[Dataset records]
+-------+

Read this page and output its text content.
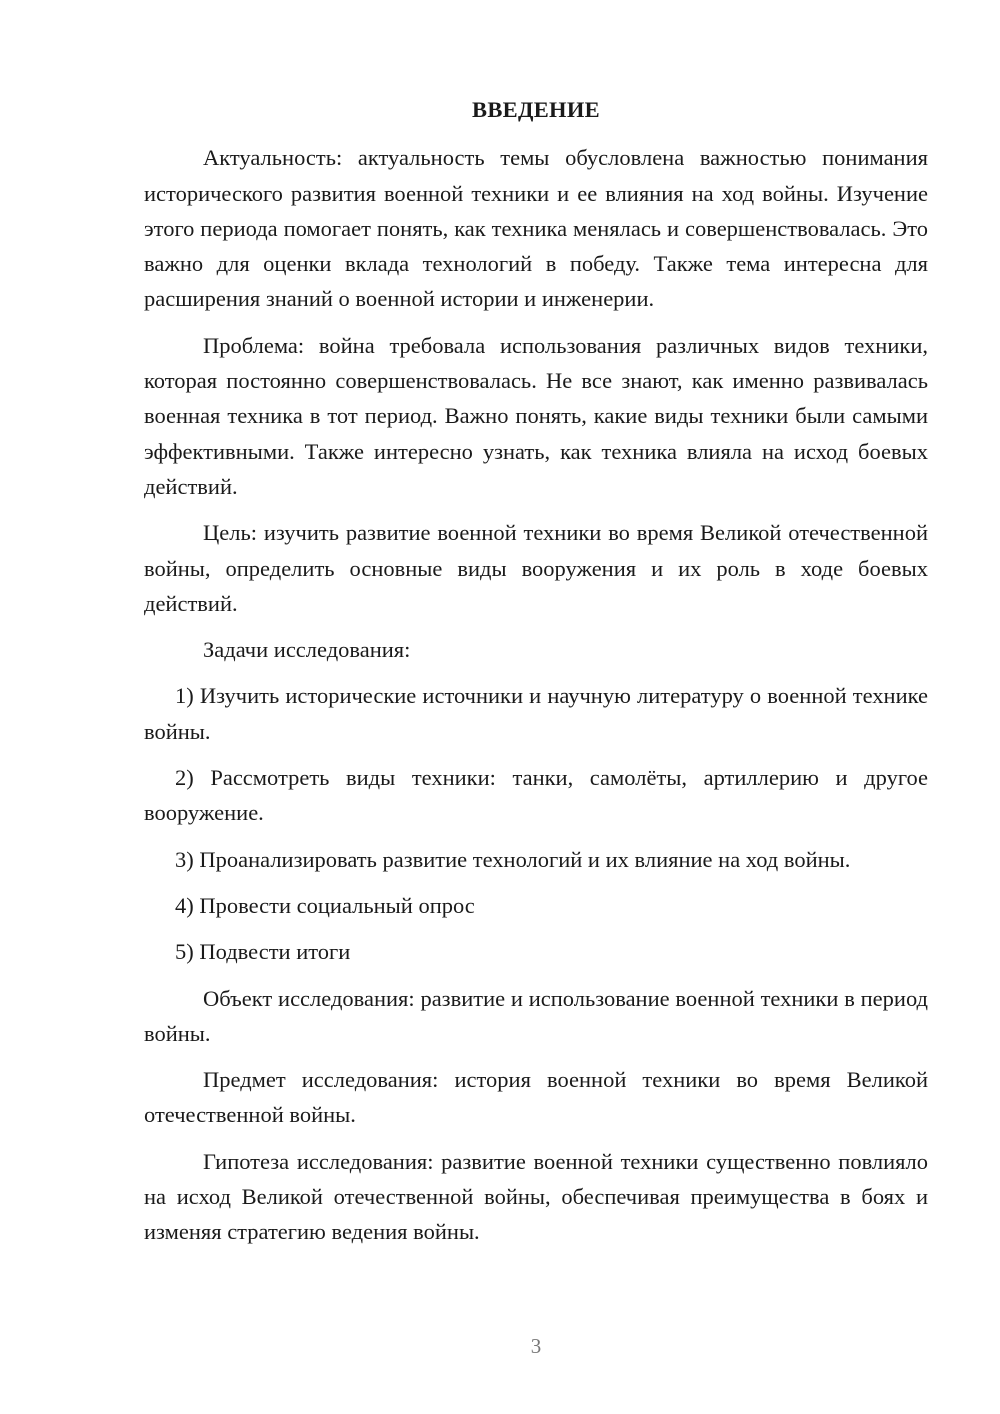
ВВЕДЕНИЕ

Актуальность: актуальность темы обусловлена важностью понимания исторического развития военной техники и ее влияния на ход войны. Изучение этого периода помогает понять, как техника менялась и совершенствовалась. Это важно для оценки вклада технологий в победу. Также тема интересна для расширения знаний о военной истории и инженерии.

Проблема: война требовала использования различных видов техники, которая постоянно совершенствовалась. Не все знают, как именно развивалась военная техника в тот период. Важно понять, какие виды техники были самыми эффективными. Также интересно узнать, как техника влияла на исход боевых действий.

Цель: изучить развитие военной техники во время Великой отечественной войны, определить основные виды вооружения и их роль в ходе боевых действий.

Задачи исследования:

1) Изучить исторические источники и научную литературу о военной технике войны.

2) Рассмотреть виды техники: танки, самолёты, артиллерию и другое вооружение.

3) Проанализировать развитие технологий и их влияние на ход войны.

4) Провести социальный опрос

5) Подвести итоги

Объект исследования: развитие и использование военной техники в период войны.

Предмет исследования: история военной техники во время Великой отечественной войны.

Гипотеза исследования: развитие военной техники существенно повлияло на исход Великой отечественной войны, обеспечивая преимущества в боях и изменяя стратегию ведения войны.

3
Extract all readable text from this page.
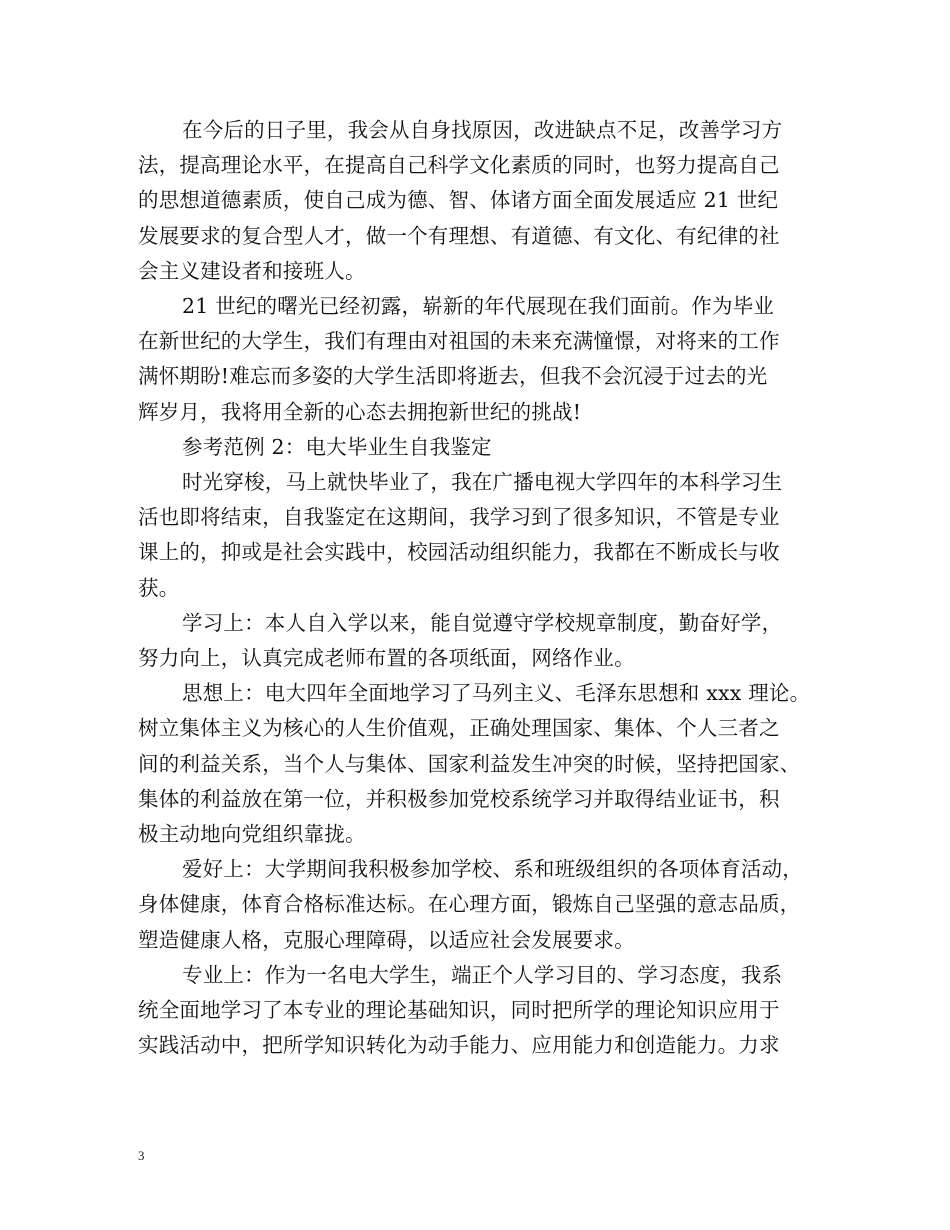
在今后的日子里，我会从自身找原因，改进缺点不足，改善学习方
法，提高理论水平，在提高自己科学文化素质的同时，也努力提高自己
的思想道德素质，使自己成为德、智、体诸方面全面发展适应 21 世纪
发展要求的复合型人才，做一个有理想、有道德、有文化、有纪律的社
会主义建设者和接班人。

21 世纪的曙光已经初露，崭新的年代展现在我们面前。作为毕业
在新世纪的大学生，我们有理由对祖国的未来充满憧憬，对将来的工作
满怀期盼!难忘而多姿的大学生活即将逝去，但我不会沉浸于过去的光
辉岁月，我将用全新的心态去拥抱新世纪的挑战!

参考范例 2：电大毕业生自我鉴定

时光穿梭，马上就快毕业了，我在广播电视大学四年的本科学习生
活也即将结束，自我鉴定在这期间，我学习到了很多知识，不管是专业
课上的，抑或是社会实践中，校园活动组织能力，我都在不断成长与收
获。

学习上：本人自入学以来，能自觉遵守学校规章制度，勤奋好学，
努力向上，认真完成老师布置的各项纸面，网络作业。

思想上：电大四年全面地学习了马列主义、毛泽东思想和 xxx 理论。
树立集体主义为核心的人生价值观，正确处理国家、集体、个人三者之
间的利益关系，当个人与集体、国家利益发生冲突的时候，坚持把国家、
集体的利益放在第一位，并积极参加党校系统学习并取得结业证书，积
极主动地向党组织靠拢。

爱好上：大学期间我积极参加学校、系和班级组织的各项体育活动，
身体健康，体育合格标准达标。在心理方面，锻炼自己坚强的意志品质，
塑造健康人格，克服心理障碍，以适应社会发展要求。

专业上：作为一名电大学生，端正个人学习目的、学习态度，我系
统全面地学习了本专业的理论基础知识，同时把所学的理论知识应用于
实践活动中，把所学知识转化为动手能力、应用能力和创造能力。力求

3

+-------+

Return a copy of every line that includes the word "понять".

Актуальность: актуальность темы обусловлена важностью понимания исторического развития военной техники и ее влияния на ход войны. Изучение этого периода помогает понять, как техника менялась и совершенствовалась. Это важно для оценки вклада технологий в победу. Также тема интересна для расширения знаний о военной истории и инженерии.
Проблема: война требовала использования различных видов техники, которая постоянно совершенствовалась. Не все знают, как именно развивалась военная техника в тот период. Важно понять, какие виды техники были самыми эффективными. Также интересно узнать, как техника влияла на исход боевых действий.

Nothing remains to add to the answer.